┌─ INFORMATION PROVIDED

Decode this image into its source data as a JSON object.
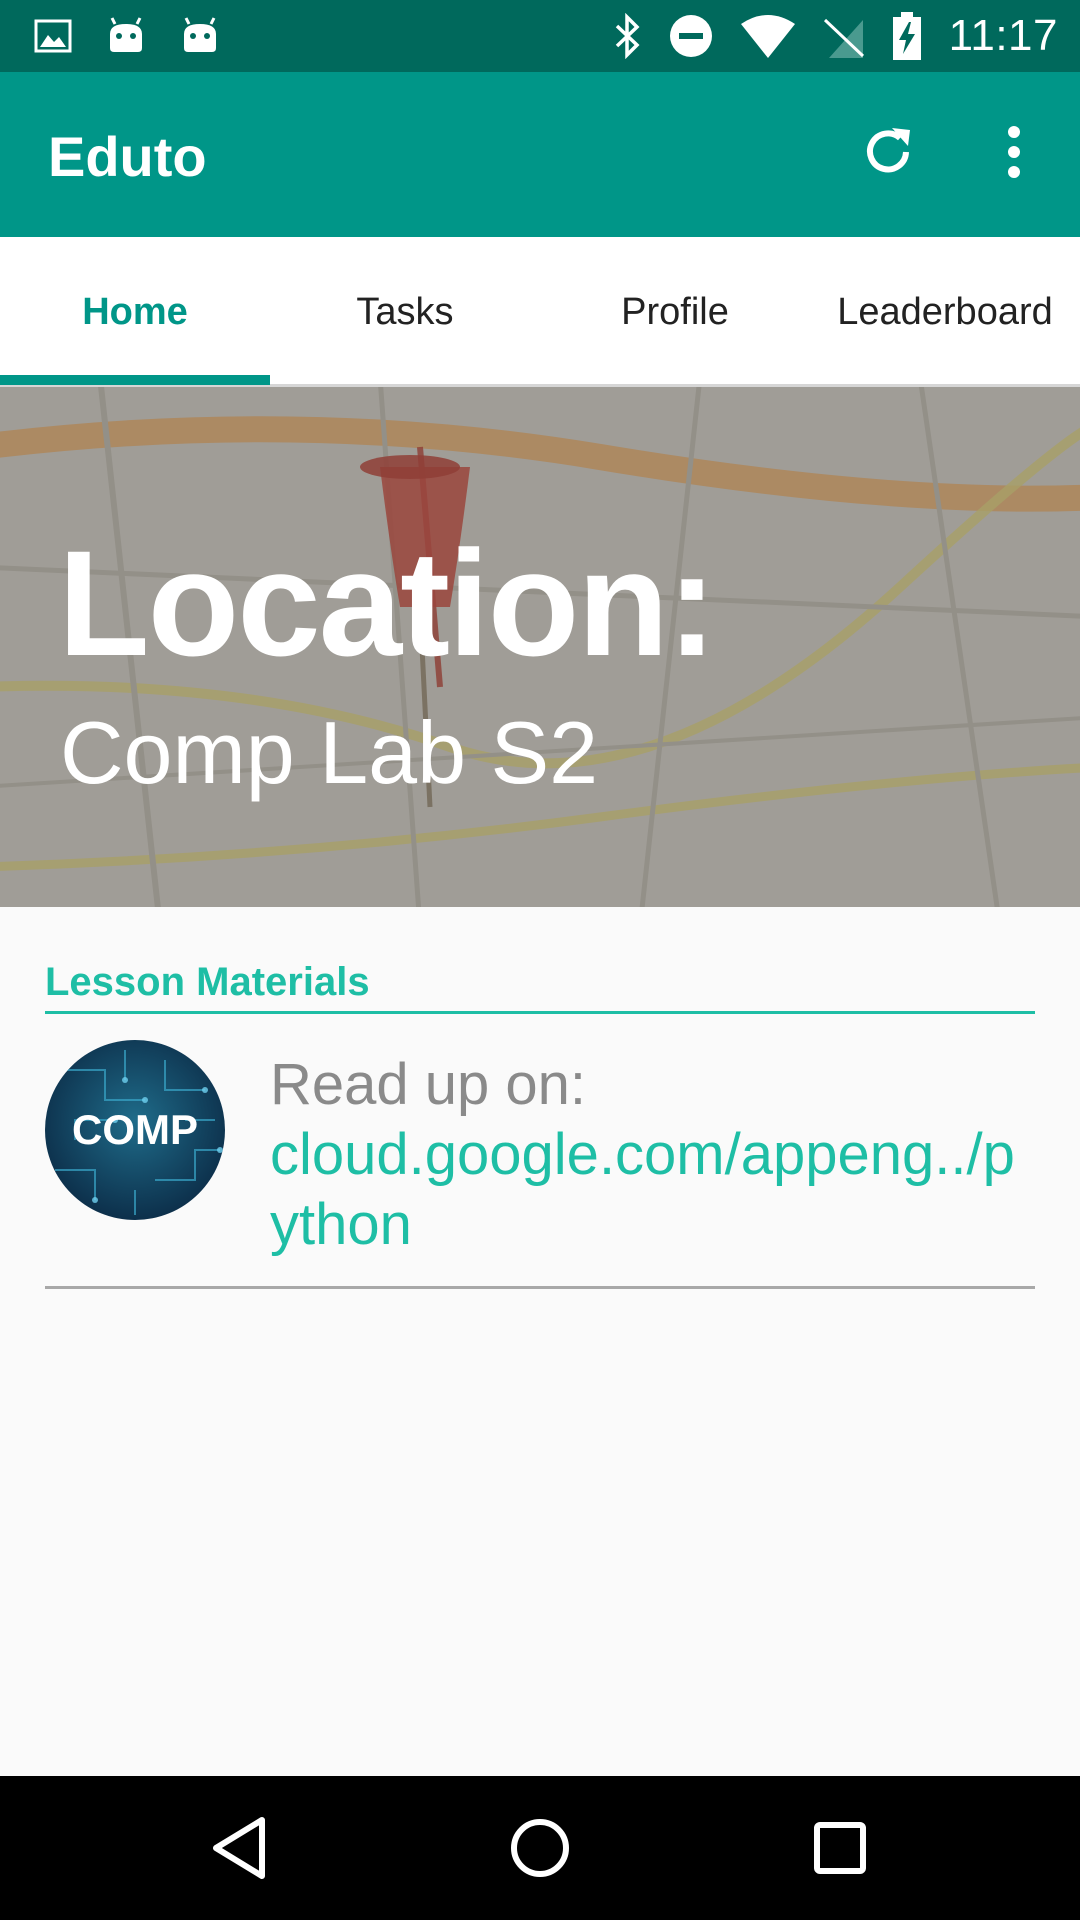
{
  "status_bar": {
    "time": "11:17",
    "left_icons": [
      "image-icon",
      "android-icon",
      "android-icon"
    ],
    "right_icons": [
      "bluetooth-icon",
      "do-not-disturb-icon",
      "wifi-icon",
      "no-sim-icon",
      "battery-charging-icon"
    ]
  },
  "app_bar": {
    "title": "Eduto",
    "actions": [
      "refresh-icon",
      "more-vert-icon"
    ]
  },
  "tabs": [
    {
      "label": "Home",
      "active": true
    },
    {
      "label": "Tasks",
      "active": false
    },
    {
      "label": "Profile",
      "active": false
    },
    {
      "label": "Leaderboard",
      "active": false
    }
  ],
  "banner": {
    "label": "Location:",
    "value": "Comp Lab S2"
  },
  "lesson_materials": {
    "title": "Lesson Materials",
    "items": [
      {
        "avatar_text": "COMP",
        "prefix": "Read up on:",
        "link": "cloud.google.com/appeng../python"
      }
    ]
  },
  "nav_bar": {
    "buttons": [
      "back-icon",
      "home-icon",
      "recents-icon"
    ]
  },
  "colors": {
    "status_bar": "#00695c",
    "primary": "#009688",
    "accent": "#1ebea5"
  }
}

└─

## OBJECTIVE
Extract each line holding the word "image" from the records.

## RESULT OF THE TASK
Decode this image into its source data as a JSON object.
      "image-icon",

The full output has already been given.